**Dataset excerpts**:
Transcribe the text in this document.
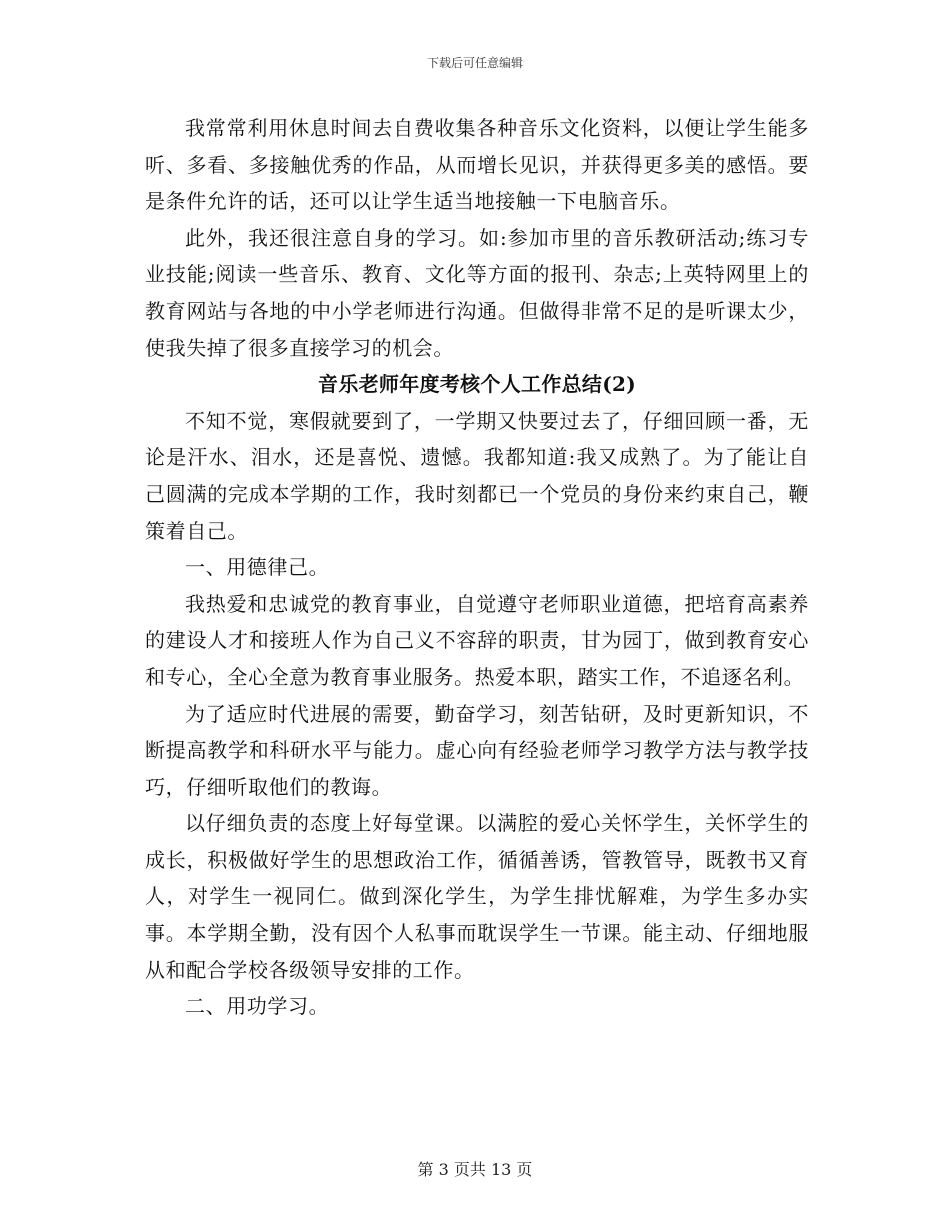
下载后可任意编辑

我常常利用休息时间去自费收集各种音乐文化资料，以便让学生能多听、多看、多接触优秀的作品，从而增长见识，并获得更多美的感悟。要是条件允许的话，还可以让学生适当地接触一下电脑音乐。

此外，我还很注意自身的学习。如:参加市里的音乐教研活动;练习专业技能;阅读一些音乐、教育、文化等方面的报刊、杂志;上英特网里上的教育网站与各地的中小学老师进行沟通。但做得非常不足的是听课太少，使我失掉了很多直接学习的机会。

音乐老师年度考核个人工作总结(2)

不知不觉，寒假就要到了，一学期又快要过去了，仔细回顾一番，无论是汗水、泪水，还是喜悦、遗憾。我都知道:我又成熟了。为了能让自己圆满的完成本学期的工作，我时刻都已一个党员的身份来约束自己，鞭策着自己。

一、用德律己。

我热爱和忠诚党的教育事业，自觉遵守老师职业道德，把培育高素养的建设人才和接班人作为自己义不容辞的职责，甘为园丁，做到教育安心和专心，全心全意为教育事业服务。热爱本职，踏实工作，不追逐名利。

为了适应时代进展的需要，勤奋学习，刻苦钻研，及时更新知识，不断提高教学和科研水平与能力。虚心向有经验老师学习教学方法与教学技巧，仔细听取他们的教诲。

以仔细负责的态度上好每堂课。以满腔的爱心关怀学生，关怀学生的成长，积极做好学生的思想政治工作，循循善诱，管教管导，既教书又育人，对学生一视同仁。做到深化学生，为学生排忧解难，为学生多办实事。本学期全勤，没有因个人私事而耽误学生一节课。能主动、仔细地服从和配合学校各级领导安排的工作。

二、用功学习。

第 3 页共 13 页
* * *
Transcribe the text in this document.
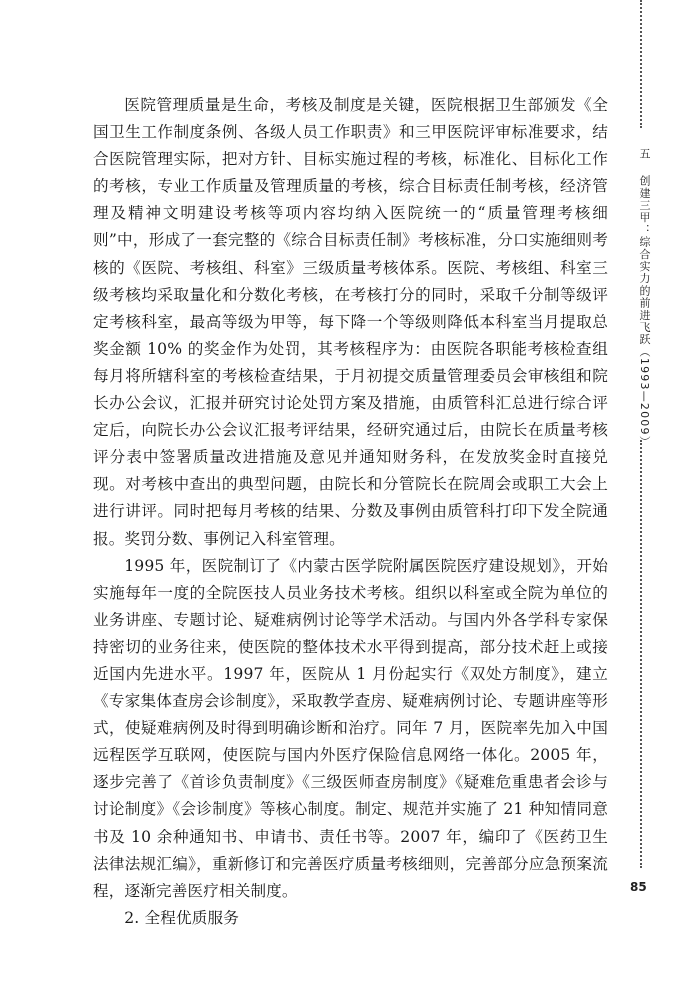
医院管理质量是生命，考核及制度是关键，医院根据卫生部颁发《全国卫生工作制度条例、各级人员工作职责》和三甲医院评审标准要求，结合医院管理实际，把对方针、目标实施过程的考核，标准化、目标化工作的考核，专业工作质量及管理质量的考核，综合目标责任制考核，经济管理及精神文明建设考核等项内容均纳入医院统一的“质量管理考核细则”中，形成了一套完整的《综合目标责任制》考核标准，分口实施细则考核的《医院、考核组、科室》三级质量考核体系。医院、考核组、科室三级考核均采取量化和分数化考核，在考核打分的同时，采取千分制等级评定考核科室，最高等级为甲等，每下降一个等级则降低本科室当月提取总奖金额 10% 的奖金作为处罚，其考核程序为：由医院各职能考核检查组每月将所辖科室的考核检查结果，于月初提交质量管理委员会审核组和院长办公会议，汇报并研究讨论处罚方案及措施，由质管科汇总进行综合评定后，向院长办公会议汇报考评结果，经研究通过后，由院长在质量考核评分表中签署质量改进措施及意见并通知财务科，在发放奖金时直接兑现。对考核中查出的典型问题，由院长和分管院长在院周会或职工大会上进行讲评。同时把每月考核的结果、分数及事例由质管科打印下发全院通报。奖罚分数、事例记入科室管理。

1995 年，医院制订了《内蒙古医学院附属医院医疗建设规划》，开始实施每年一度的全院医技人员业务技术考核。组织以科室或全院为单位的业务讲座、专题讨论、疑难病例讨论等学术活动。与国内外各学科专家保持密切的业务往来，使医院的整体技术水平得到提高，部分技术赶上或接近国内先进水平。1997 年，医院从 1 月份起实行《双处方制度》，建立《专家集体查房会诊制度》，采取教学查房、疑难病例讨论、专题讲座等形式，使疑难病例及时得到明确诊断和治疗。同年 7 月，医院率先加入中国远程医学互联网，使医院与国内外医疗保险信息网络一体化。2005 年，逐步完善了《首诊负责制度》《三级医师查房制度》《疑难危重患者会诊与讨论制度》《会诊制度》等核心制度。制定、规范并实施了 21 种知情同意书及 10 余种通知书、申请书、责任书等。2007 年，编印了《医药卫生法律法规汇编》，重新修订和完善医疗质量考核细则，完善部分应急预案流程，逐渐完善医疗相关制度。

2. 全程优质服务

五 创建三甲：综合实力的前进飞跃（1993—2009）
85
---
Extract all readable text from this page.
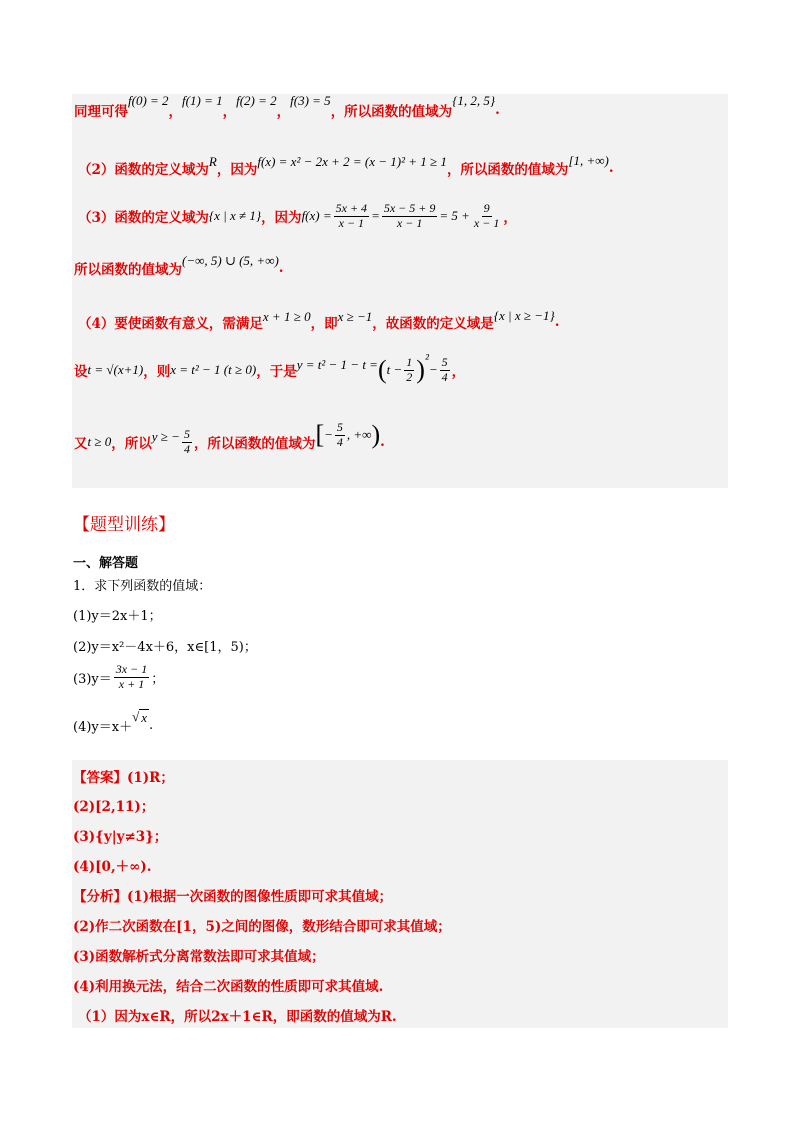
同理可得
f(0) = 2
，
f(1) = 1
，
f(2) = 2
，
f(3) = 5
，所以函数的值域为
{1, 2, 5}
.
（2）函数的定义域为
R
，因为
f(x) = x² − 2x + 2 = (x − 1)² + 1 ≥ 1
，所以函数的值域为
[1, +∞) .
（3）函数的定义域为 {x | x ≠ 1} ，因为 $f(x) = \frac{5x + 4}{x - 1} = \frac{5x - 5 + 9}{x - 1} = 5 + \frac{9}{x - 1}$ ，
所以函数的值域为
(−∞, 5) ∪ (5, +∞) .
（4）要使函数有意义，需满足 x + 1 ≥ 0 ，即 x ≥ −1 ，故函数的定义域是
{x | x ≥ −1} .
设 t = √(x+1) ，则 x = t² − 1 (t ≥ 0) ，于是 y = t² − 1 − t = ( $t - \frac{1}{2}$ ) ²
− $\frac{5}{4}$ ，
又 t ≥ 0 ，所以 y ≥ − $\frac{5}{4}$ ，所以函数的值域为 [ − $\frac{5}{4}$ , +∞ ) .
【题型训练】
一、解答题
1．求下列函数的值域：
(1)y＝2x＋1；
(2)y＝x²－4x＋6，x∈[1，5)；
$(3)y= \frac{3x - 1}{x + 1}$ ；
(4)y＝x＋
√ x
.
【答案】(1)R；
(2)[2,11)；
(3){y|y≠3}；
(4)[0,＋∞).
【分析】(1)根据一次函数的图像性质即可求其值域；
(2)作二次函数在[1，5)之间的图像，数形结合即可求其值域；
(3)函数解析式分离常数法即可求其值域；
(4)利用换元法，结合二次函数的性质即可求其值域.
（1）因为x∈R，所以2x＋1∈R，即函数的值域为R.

**Exercise directions**:
In the lines above, locate the string "frac". Copy every line where it occurs.

**Task response**:
（3）函数的定义域为 {x | x ≠ 1} ，因为 $f(x) = \frac{5x + 4}{x - 1} = \frac{5x - 5 + 9}{x - 1} = 5 + \frac{9}{x - 1}$ ，
设 t = √(x+1) ，则 x = t² − 1 (t ≥ 0) ，于是 y = t² − 1 − t = ( $t - \frac{1}{2}$ ) ²
− $\frac{5}{4}$ ，
又 t ≥ 0 ，所以 y ≥ − $\frac{5}{4}$ ，所以函数的值域为 [ − $\frac{5}{4}$ , +∞ ) .
$(3)y= \frac{3x - 1}{x + 1}$ ；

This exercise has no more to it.